● **EXERCISE GOAL**
Please state how many lines in the records contain the string "裁缝又补充一句", with no words besides the number.

● **EXERCISE DATA**
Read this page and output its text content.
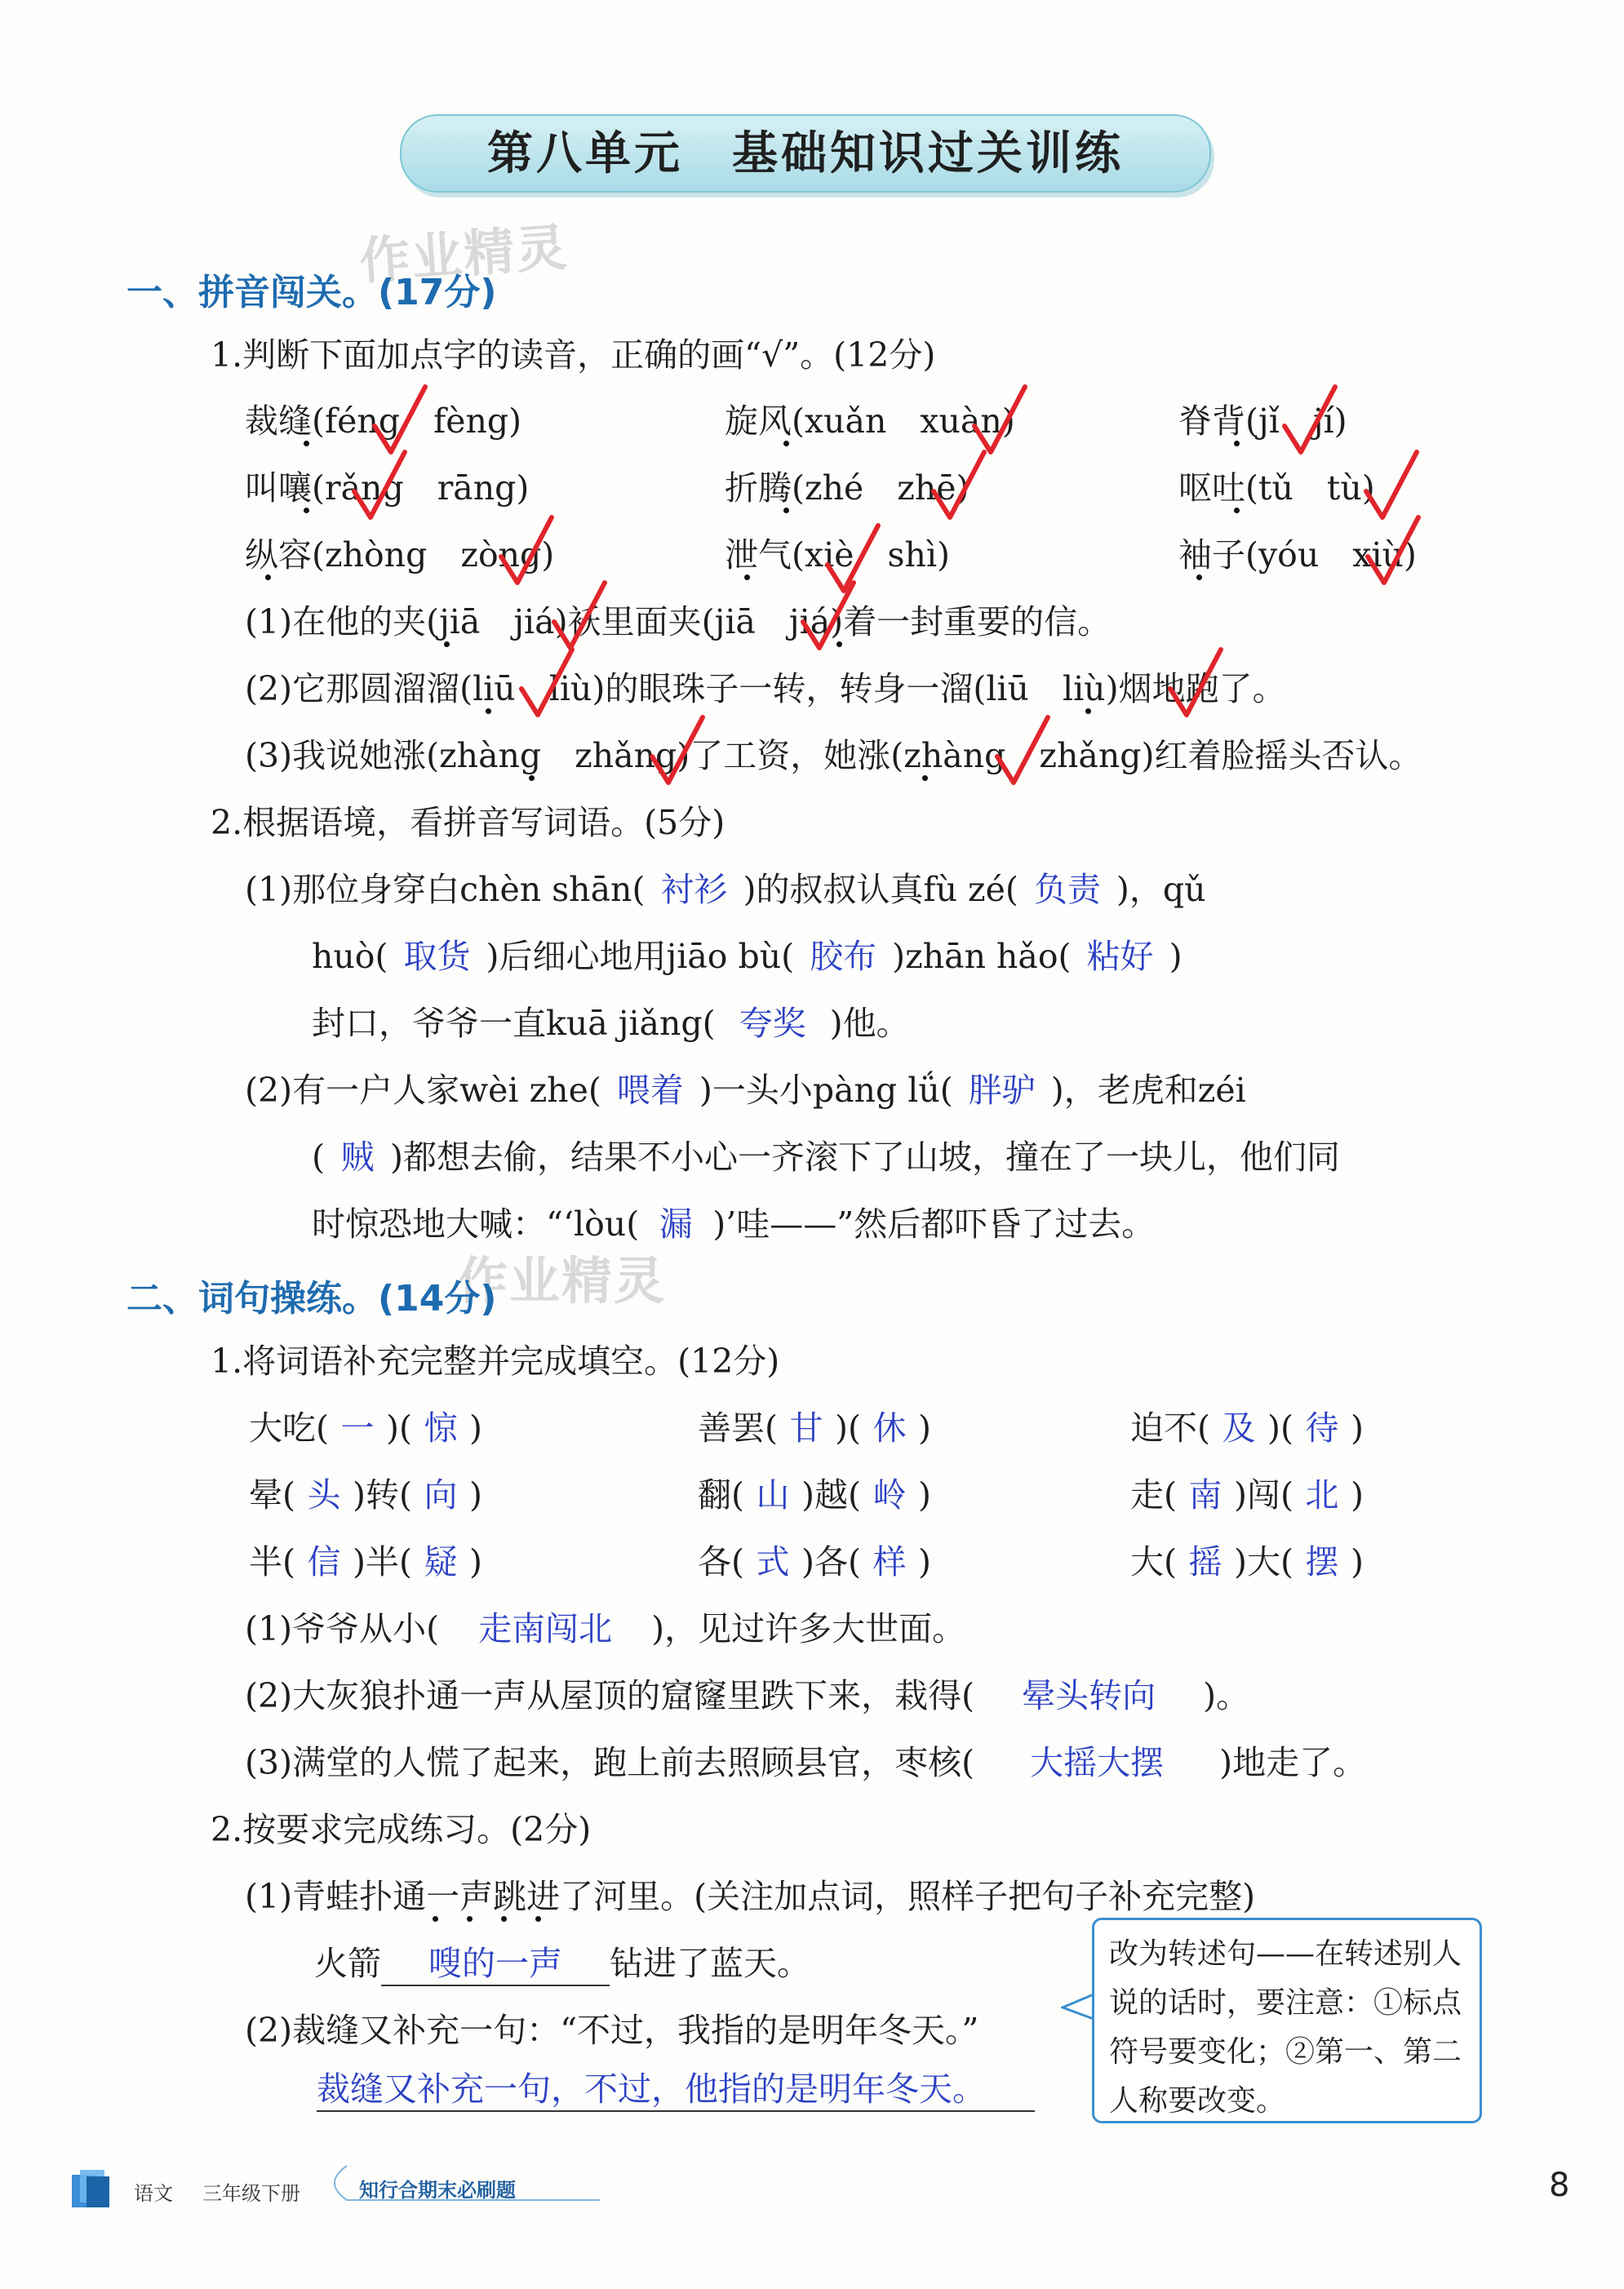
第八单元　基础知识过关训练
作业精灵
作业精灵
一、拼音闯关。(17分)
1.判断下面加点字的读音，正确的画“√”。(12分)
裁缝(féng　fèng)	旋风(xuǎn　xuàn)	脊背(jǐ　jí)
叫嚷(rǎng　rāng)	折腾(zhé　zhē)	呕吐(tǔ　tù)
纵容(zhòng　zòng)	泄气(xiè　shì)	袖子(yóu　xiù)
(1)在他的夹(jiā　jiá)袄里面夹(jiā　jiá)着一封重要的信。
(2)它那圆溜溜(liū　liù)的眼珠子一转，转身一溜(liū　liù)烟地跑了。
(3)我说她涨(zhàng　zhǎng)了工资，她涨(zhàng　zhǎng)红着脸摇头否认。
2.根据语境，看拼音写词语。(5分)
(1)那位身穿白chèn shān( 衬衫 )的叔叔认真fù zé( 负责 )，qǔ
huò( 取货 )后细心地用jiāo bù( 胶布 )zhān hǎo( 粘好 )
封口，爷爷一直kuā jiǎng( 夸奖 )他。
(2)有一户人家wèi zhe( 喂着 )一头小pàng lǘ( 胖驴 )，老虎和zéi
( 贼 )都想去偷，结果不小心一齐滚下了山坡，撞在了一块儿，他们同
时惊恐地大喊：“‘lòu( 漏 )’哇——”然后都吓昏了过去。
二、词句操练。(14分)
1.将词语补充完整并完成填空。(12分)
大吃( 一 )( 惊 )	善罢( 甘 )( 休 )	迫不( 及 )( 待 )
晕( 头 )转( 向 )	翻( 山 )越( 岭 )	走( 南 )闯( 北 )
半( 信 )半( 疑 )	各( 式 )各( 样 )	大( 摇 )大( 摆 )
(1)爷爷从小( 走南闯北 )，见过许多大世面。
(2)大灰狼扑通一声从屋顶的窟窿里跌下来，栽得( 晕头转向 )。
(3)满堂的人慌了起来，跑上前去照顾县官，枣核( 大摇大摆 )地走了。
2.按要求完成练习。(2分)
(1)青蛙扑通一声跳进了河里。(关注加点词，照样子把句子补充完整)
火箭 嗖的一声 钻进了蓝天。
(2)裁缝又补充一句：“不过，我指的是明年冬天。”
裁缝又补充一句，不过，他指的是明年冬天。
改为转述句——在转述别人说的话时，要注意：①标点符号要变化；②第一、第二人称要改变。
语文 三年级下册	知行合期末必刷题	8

● **OUTPUT**
2